* _Stated problem_
Check each line for the string "this". Give only the count of lines that have it.
========================
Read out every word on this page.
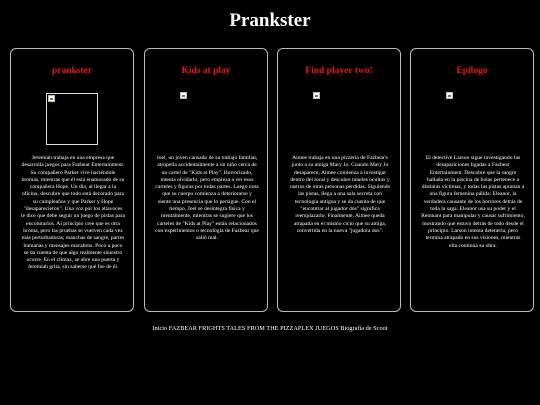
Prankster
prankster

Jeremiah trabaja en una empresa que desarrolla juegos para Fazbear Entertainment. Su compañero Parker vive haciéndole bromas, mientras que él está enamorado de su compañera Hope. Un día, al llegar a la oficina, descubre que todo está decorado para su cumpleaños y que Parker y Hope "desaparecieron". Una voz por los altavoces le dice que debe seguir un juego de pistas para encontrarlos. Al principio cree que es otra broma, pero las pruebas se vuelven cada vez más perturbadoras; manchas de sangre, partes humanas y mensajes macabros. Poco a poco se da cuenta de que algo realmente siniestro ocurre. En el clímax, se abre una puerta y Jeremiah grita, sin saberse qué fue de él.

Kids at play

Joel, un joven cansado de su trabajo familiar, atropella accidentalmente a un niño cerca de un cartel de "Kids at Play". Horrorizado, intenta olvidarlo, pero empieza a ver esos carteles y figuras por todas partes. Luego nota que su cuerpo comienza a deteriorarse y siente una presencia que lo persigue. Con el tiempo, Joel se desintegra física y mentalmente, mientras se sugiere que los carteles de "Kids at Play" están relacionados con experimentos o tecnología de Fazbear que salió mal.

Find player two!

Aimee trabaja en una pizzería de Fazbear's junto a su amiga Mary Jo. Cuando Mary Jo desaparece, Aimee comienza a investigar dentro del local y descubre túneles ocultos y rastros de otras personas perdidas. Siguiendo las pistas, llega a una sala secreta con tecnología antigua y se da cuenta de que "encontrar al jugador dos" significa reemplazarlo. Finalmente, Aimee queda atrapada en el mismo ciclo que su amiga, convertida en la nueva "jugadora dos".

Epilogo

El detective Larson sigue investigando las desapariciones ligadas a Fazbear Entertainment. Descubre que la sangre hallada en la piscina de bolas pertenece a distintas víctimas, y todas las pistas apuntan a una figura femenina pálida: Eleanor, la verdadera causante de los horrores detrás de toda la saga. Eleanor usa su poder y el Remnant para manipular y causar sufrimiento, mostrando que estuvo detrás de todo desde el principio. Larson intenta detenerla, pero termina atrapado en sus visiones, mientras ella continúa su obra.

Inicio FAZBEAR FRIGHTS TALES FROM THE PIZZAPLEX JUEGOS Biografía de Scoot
========================
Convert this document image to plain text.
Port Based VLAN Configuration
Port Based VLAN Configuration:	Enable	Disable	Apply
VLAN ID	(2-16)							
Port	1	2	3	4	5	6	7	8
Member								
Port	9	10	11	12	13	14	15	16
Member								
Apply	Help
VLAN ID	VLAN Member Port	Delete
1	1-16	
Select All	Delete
========================
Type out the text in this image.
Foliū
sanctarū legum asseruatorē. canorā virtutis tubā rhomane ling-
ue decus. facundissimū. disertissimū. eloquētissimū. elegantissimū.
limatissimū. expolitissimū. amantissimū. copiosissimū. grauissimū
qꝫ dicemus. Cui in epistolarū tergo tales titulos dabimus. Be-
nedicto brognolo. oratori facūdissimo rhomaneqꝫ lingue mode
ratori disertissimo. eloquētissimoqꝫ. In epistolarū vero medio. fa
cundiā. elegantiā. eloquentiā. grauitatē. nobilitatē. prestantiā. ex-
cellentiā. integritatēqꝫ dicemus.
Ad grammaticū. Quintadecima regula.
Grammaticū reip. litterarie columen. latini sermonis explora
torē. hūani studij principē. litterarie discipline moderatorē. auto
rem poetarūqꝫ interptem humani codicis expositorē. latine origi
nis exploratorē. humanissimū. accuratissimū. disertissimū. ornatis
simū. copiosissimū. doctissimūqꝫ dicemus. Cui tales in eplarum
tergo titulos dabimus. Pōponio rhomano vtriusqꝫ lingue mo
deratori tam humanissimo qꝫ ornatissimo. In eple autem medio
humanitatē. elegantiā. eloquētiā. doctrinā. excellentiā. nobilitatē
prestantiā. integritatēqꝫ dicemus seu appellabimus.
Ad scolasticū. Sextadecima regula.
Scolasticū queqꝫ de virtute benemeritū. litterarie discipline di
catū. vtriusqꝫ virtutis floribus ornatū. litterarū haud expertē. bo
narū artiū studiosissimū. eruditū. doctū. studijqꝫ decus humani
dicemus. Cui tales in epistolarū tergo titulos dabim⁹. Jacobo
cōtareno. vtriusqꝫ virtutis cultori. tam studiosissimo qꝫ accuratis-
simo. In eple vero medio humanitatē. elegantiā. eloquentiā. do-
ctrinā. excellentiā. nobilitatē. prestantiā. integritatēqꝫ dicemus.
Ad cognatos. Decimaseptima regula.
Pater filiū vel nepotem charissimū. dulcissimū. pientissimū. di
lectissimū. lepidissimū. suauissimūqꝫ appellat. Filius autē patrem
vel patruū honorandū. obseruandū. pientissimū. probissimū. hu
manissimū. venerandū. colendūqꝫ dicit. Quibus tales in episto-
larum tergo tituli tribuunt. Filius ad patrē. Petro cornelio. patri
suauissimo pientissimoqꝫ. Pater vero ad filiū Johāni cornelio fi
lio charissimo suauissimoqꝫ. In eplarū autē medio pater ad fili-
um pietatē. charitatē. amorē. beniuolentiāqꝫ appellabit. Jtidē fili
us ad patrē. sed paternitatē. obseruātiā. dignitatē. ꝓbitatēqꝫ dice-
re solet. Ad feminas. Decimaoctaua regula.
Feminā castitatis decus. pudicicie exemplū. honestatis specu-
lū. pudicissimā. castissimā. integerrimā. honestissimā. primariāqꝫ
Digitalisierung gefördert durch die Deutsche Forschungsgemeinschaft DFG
========================
* _Expected output_
3